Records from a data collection
........

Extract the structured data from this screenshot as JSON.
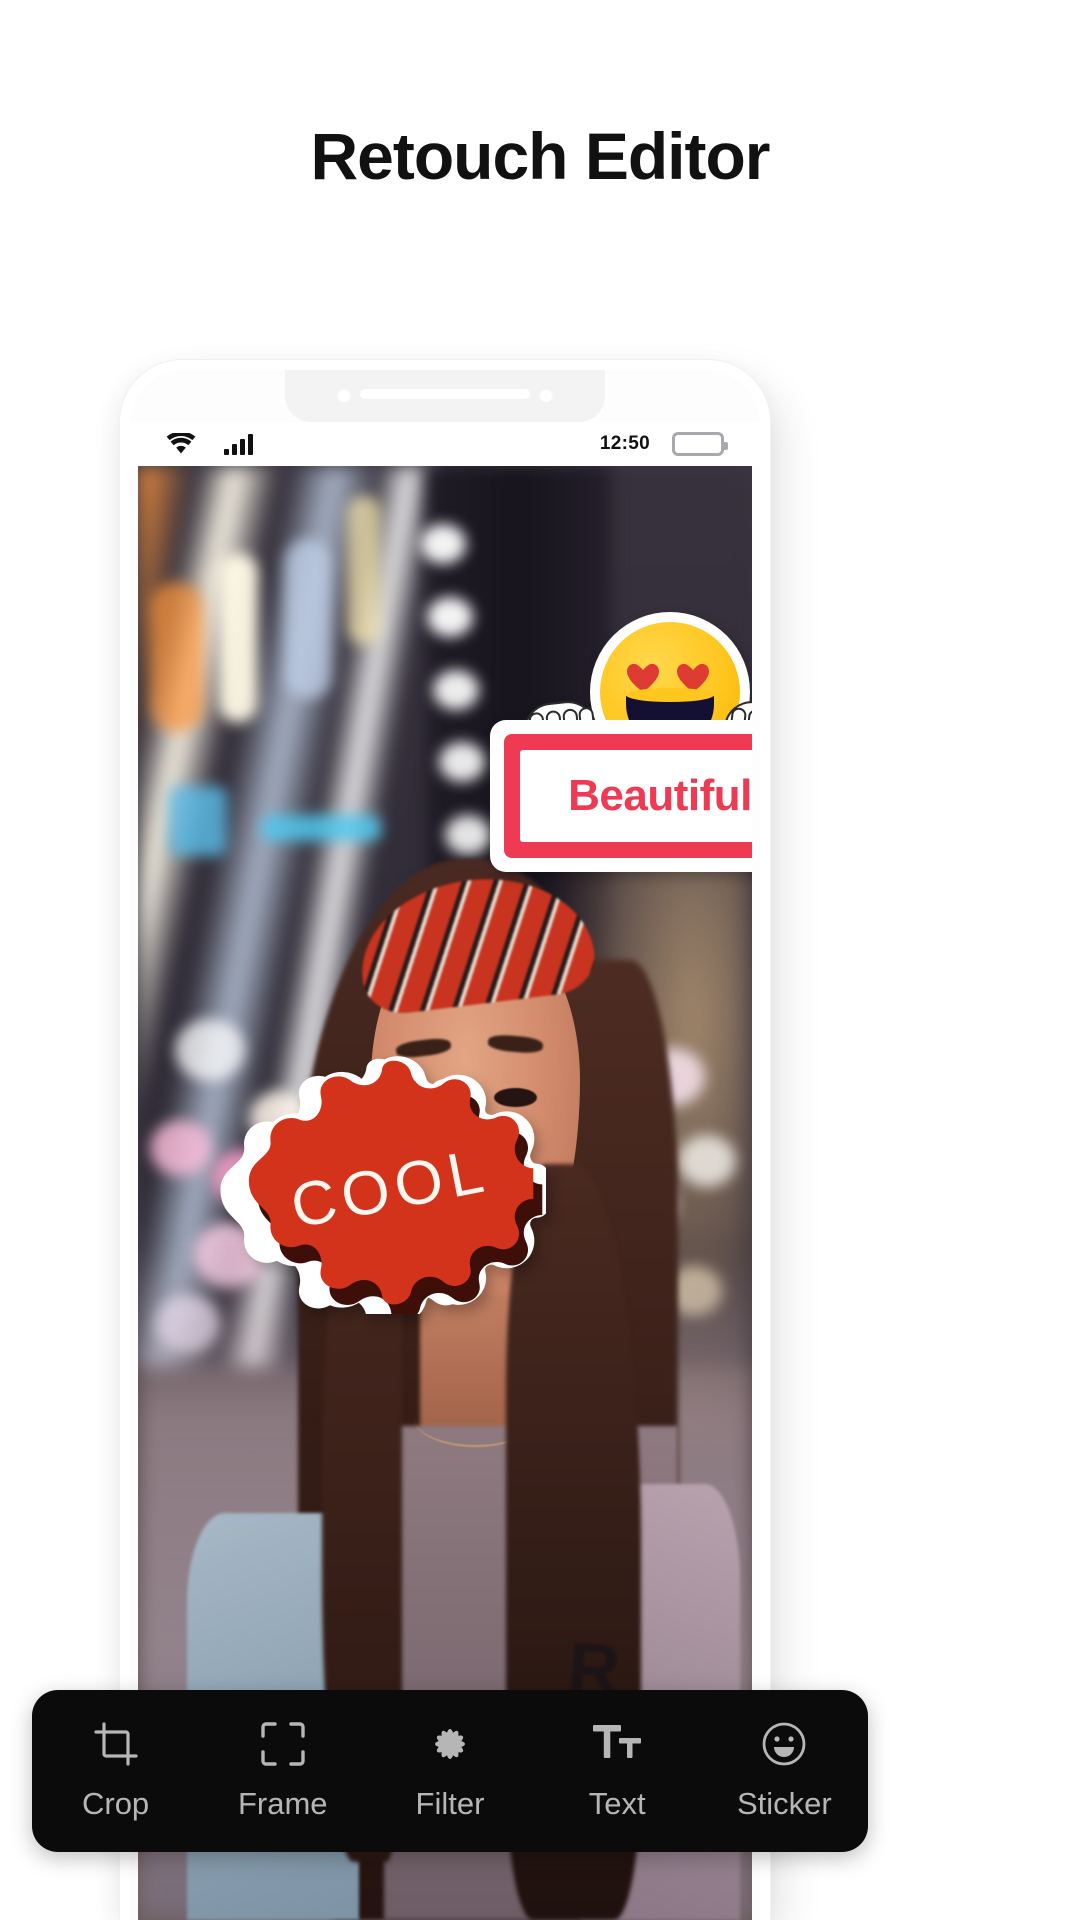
{
  "page": {
    "title": "Retouch Editor",
    "background_color": "#ffffff"
  },
  "phone": {
    "status_bar": {
      "wifi_icon": "wifi-icon",
      "signal_icon": "signal-bars-icon",
      "time": "12:50",
      "battery_icon": "battery-full-icon"
    }
  },
  "canvas": {
    "stickers": [
      {
        "id": "beautiful",
        "name": "beautiful-sign-sticker",
        "text": "Beautiful",
        "emoji": "heart-eyes-smiley-icon",
        "border_color": "#ef3a54",
        "text_color": "#ef3a54",
        "face_color": "#ffc61e"
      },
      {
        "id": "cool",
        "name": "cool-burst-sticker",
        "text": "COOL",
        "shape": "starburst",
        "fill_color": "#d3321b",
        "shadow_color": "#3d0f08",
        "text_color": "#fdf6ee"
      }
    ]
  },
  "toolbar": {
    "accent_color": "#b6b6b6",
    "background_color": "#0b0b0b",
    "items": [
      {
        "label": "Crop",
        "icon": "crop-icon"
      },
      {
        "label": "Frame",
        "icon": "frame-corners-icon"
      },
      {
        "label": "Filter",
        "icon": "flower-filter-icon"
      },
      {
        "label": "Text",
        "icon": "text-tt-icon"
      },
      {
        "label": "Sticker",
        "icon": "smiley-sticker-icon"
      }
    ]
  }
}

........

* [Task brief]
Make an exact copy of the data above, pictures excluded.

* [Solution to this task]
Extract the structured data from this screenshot as JSON.
{
  "page": {
    "title": "Retouch Editor",
    "background_color": "#ffffff"
  },
  "phone": {
    "status_bar": {
      "wifi_icon": "wifi-icon",
      "signal_icon": "signal-bars-icon",
      "time": "12:50",
      "battery_icon": "battery-full-icon"
    }
  },
  "canvas": {
    "stickers": [
      {
        "id": "beautiful",
        "name": "beautiful-sign-sticker",
        "text": "Beautiful",
        "emoji": "heart-eyes-smiley-icon",
        "border_color": "#ef3a54",
        "text_color": "#ef3a54",
        "face_color": "#ffc61e"
      },
      {
        "id": "cool",
        "name": "cool-burst-sticker",
        "text": "COOL",
        "shape": "starburst",
        "fill_color": "#d3321b",
        "shadow_color": "#3d0f08",
        "text_color": "#fdf6ee"
      }
    ]
  },
  "toolbar": {
    "accent_color": "#b6b6b6",
    "background_color": "#0b0b0b",
    "items": [
      {
        "label": "Crop",
        "icon": "crop-icon"
      },
      {
        "label": "Frame",
        "icon": "frame-corners-icon"
      },
      {
        "label": "Filter",
        "icon": "flower-filter-icon"
      },
      {
        "label": "Text",
        "icon": "text-tt-icon"
      },
      {
        "label": "Sticker",
        "icon": "smiley-sticker-icon"
      }
    ]
  }
}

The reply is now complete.